___ Material for the task

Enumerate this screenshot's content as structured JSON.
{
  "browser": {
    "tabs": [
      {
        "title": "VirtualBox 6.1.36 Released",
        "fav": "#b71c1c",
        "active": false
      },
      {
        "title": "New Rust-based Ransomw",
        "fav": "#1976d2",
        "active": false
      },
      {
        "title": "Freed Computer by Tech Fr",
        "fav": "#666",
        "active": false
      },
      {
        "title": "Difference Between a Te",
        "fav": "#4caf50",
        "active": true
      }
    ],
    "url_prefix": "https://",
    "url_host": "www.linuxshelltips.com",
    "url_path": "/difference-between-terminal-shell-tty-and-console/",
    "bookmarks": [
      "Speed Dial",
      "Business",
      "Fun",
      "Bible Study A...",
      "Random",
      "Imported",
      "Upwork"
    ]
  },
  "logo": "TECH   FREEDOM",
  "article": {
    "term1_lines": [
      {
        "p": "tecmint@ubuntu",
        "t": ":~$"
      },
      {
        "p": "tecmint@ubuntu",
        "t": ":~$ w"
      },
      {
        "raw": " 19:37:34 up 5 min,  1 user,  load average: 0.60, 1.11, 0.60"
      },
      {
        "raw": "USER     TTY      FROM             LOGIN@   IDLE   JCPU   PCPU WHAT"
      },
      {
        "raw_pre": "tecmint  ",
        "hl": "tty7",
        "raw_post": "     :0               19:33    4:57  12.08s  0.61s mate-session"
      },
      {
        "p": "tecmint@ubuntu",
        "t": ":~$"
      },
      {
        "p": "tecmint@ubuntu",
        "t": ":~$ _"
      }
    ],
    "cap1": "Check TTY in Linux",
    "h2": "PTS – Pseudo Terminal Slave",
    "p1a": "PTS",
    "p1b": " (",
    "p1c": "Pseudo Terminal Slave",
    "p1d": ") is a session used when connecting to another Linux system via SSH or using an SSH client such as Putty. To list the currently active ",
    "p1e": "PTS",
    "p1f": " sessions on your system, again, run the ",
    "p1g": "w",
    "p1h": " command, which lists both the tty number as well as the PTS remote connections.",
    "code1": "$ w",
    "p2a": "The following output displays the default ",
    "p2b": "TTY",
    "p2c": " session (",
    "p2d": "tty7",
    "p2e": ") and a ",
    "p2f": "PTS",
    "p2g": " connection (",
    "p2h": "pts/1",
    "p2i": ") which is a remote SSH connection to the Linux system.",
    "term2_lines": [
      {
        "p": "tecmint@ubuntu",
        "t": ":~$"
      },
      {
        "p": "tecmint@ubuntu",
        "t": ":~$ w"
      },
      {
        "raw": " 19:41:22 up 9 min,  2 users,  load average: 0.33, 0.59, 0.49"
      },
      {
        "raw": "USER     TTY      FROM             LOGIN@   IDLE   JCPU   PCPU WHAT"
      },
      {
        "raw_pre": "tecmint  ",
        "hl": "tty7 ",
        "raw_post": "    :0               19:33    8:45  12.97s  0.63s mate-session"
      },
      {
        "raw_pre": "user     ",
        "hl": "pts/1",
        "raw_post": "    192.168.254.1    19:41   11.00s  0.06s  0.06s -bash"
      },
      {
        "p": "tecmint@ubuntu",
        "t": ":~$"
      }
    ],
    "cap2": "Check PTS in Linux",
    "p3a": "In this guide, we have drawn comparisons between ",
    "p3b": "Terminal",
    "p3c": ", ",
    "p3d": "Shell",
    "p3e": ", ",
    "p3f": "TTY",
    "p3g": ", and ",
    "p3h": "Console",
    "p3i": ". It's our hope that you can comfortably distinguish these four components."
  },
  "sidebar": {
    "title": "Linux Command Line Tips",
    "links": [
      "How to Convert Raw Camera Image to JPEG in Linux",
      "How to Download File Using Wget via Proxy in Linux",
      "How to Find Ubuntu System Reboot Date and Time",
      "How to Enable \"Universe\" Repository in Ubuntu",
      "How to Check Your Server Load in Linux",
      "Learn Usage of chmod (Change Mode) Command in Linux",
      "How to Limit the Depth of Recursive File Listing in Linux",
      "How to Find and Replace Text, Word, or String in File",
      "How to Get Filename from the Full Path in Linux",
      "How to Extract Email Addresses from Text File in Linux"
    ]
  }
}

______

Written instruction:
Copy out all the entries shown above, character for character.

Solution:
Enumerate this screenshot's content as structured JSON.
{
  "browser": {
    "tabs": [
      {
        "title": "VirtualBox 6.1.36 Released",
        "fav": "#b71c1c",
        "active": false
      },
      {
        "title": "New Rust-based Ransomw",
        "fav": "#1976d2",
        "active": false
      },
      {
        "title": "Freed Computer by Tech Fr",
        "fav": "#666",
        "active": false
      },
      {
        "title": "Difference Between a Te",
        "fav": "#4caf50",
        "active": true
      }
    ],
    "url_prefix": "https://",
    "url_host": "www.linuxshelltips.com",
    "url_path": "/difference-between-terminal-shell-tty-and-console/",
    "bookmarks": [
      "Speed Dial",
      "Business",
      "Fun",
      "Bible Study A...",
      "Random",
      "Imported",
      "Upwork"
    ]
  },
  "logo": "TECH   FREEDOM",
  "article": {
    "term1_lines": [
      {
        "p": "tecmint@ubuntu",
        "t": ":~$"
      },
      {
        "p": "tecmint@ubuntu",
        "t": ":~$ w"
      },
      {
        "raw": " 19:37:34 up 5 min,  1 user,  load average: 0.60, 1.11, 0.60"
      },
      {
        "raw": "USER     TTY      FROM             LOGIN@   IDLE   JCPU   PCPU WHAT"
      },
      {
        "raw_pre": "tecmint  ",
        "hl": "tty7",
        "raw_post": "     :0               19:33    4:57  12.08s  0.61s mate-session"
      },
      {
        "p": "tecmint@ubuntu",
        "t": ":~$"
      },
      {
        "p": "tecmint@ubuntu",
        "t": ":~$ _"
      }
    ],
    "cap1": "Check TTY in Linux",
    "h2": "PTS – Pseudo Terminal Slave",
    "p1a": "PTS",
    "p1b": " (",
    "p1c": "Pseudo Terminal Slave",
    "p1d": ") is a session used when connecting to another Linux system via SSH or using an SSH client such as Putty. To list the currently active ",
    "p1e": "PTS",
    "p1f": " sessions on your system, again, run the ",
    "p1g": "w",
    "p1h": " command, which lists both the tty number as well as the PTS remote connections.",
    "code1": "$ w",
    "p2a": "The following output displays the default ",
    "p2b": "TTY",
    "p2c": " session (",
    "p2d": "tty7",
    "p2e": ") and a ",
    "p2f": "PTS",
    "p2g": " connection (",
    "p2h": "pts/1",
    "p2i": ") which is a remote SSH connection to the Linux system.",
    "term2_lines": [
      {
        "p": "tecmint@ubuntu",
        "t": ":~$"
      },
      {
        "p": "tecmint@ubuntu",
        "t": ":~$ w"
      },
      {
        "raw": " 19:41:22 up 9 min,  2 users,  load average: 0.33, 0.59, 0.49"
      },
      {
        "raw": "USER     TTY      FROM             LOGIN@   IDLE   JCPU   PCPU WHAT"
      },
      {
        "raw_pre": "tecmint  ",
        "hl": "tty7 ",
        "raw_post": "    :0               19:33    8:45  12.97s  0.63s mate-session"
      },
      {
        "raw_pre": "user     ",
        "hl": "pts/1",
        "raw_post": "    192.168.254.1    19:41   11.00s  0.06s  0.06s -bash"
      },
      {
        "p": "tecmint@ubuntu",
        "t": ":~$"
      }
    ],
    "cap2": "Check PTS in Linux",
    "p3a": "In this guide, we have drawn comparisons between ",
    "p3b": "Terminal",
    "p3c": ", ",
    "p3d": "Shell",
    "p3e": ", ",
    "p3f": "TTY",
    "p3g": ", and ",
    "p3h": "Console",
    "p3i": ". It's our hope that you can comfortably distinguish these four components."
  },
  "sidebar": {
    "title": "Linux Command Line Tips",
    "links": [
      "How to Convert Raw Camera Image to JPEG in Linux",
      "How to Download File Using Wget via Proxy in Linux",
      "How to Find Ubuntu System Reboot Date and Time",
      "How to Enable \"Universe\" Repository in Ubuntu",
      "How to Check Your Server Load in Linux",
      "Learn Usage of chmod (Change Mode) Command in Linux",
      "How to Limit the Depth of Recursive File Listing in Linux",
      "How to Find and Replace Text, Word, or String in File",
      "How to Get Filename from the Full Path in Linux",
      "How to Extract Email Addresses from Text File in Linux"
    ]
  }
}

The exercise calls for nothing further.